**Instruções**
1: Reescreva em forma de lista, de modo mais breve, o parágrafo do texto sobre o documentário que começa com "Ao longo de décadas", mantendo os fatos principais.
2: Segundo o texto sobre o documentário, quem dirigiu o filme?
3: Por favor, liste todas as locações onde foram realizadas as entrevistas, segundo o texto sobre o documentário.

**Texto**
_____
Filme mostra faces do diretor que não
separa a vida da criação artística
Vida e arte
se misturam. Como se pudessem ser, de fato, uma coisa só. Concebido como um
perfil de José Celso Martinez Corrêa, o documentário Evoé! Retrato de Um
Antropófago captura um percurso que não concebe separações entre o que se
passa dentro e fora do palco.
Dirigido
por Tadeu Jungle e Elaine Cesar, o filme que chega às salas no dia 22 consumiu
mais de quatro anos entre gravações e pesquisas. E elegeu o encenador do Teatro
Oficina como narrador de sua própria história.
Nessa
estrutura, o foco não recai sobre a intimidade ou a trajetória artística de Zé
Celso. Mas sobre aquilo que poderia ser visto como um amálgama dessas duas
categorias. Criado a partir da série Iconoclássicos, organizada pelo
Itaú Cultural, o filme não elenca datas nem oferece muitas informações sobre os
outros personagens que fizeram parte dessa trajetória. "Optamos por uma
estrutura fragmentária. Não citamos nomes, datas", observa Tadeu Jungle.
Será assim que figuras como Pascoal da Conceição, Maria Alice Vergueiro, Bete
Coelho e até mesmo Silvio Santos atravessam a tela de relance, sem merecer
legendas ou explicações.
Condutor
absoluto da câmera, Zé Celso oferece uma espécie de súmula de seu pensamento:
costura política, cultura, religião, drogas, amor. Em meio a tudo isso, lança
pistas de como se tornou quem é. "Durante muito tempo eu fui um chato, um
oprimido", comenta. "Só vivia reclamando". Além de defender
visões pouco ortodoxas sobre a história recente do País. "A revolução
recente mais importante do Brasil não foi a guerrilha armada. Foi o
desbunde."
Ao longo de
décadas, Zé Celso acumulou um extenso acervo sobre si mesmo. Programas de TV,
imagens de suas peças, gravações que ele fez de episódios corriqueiros, quase
banais. "Desde 1983, ele tem uma câmera dentro de casa, registrando
tudo", comenta Elaine Cesar. A esse material de arquivo somaram-se
entrevistas realizadas em algumas locações estratégicas: a Grécia, o sertão da
Bahia, a praia de Alagoas onde o Bispo Sardinha foi devorado, o bairro
paulistano do Bexiga. São lugares que ajudam a desvendar uma intrincada
personalidade, além de evocar referências marcantes na sua obra, caso de Oswald
de Andrade, Euclides da Cunha e do deus Dionísio. "Além disso, quando você
faz essas viagens, também se abre para o imprevisto", considera Jungle.
_____
**Linhas de dados**
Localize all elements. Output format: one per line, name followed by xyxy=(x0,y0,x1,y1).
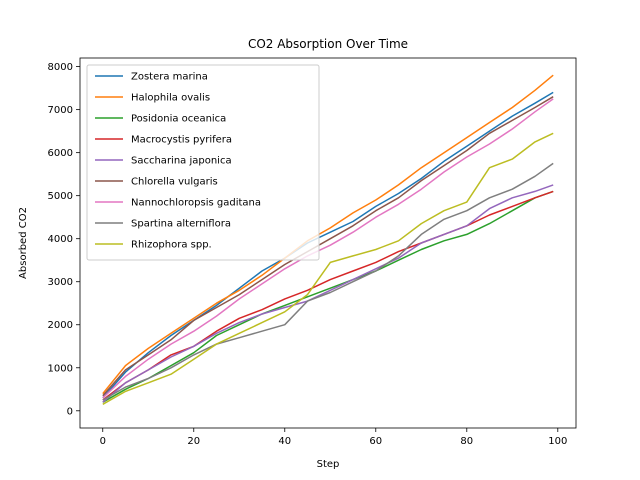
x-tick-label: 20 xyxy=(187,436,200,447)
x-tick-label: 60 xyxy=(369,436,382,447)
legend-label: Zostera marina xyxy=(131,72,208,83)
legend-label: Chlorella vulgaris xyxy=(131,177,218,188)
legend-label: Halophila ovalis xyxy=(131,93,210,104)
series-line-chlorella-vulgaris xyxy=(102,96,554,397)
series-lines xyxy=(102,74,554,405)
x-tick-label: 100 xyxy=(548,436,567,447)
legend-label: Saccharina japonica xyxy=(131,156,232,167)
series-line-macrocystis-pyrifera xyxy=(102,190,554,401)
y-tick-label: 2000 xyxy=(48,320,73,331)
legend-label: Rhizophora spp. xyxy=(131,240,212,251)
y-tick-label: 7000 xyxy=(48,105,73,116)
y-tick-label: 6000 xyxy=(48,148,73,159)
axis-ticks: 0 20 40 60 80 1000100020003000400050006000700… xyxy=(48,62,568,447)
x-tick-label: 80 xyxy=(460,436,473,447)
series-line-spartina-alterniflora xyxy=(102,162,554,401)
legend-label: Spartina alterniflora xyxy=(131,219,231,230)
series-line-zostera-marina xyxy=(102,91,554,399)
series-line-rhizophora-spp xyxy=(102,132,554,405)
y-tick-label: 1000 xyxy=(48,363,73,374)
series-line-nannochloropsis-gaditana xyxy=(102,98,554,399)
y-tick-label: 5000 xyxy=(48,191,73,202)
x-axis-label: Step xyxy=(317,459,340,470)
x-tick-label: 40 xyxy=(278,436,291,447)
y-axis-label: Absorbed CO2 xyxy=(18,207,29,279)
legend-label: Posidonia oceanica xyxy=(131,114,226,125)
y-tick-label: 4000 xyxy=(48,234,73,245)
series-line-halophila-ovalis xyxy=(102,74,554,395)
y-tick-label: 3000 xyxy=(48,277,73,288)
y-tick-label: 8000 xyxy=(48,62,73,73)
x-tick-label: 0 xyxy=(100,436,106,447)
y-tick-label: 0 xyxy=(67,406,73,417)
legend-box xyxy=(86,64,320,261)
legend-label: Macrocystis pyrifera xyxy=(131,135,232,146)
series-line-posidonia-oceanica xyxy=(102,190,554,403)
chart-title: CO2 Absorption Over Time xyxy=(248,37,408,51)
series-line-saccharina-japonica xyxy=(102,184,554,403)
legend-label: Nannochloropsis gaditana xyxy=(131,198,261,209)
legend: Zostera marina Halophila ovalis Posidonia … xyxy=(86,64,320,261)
_____
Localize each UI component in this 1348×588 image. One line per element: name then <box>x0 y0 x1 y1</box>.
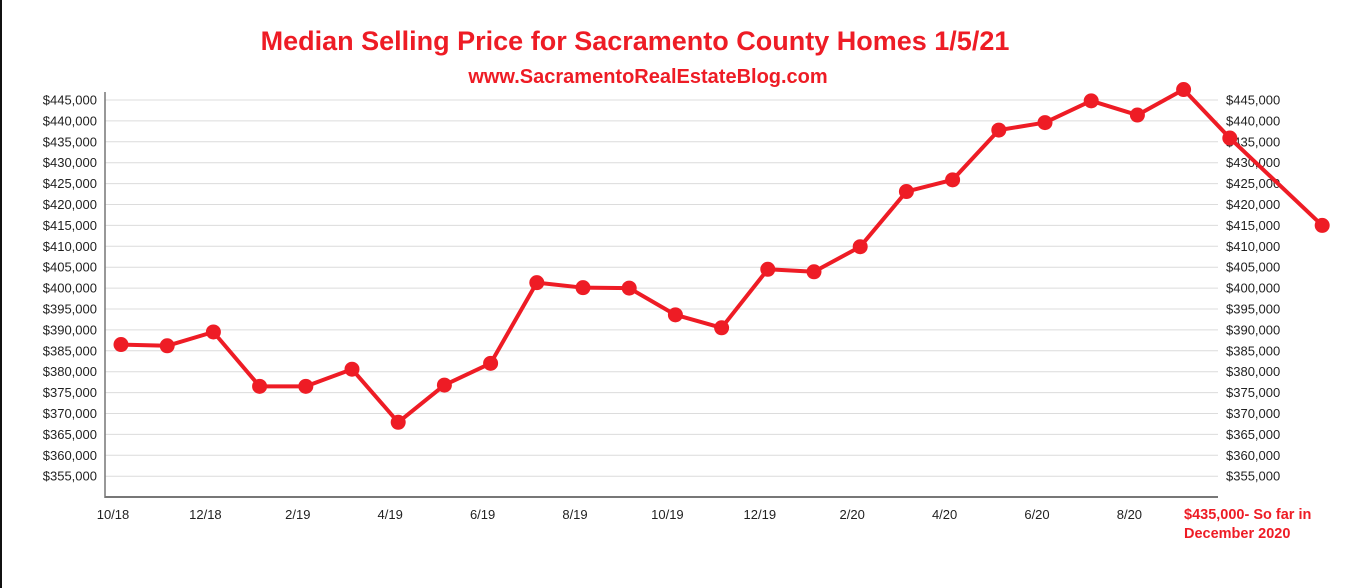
_____
**Respostas**
1:
- Zé Celso acumulou, ao longo de décadas, um extenso acervo sobre si mesmo: programas de TV, imagens de suas peças e gravações de episódios corriqueiros.
- Segundo Elaine Cesar, desde 1983 ele mantém uma câmera em casa registrando tudo.
- Ao material de arquivo somaram-se entrevistas feitas na Grécia, no sertão da Bahia, na praia de Alagoas onde o Bispo Sardinha foi devorado e no bairro paulistano do Bexiga.
- Esses lugares ajudam a desvendar sua personalidade e evocam referências de sua obra, como Oswald de Andrade, Euclides da Cunha e o deus Dionísio.
- Para Jungle, essas viagens também abrem espaço para o imprevisto.

2: Tadeu Jungle e Elaine Cesar.

3:
- A Grécia
- O sertão da Bahia
- A praia de Alagoas onde o Bispo Sardinha foi devorado
- O bairro paulistano do Bexiga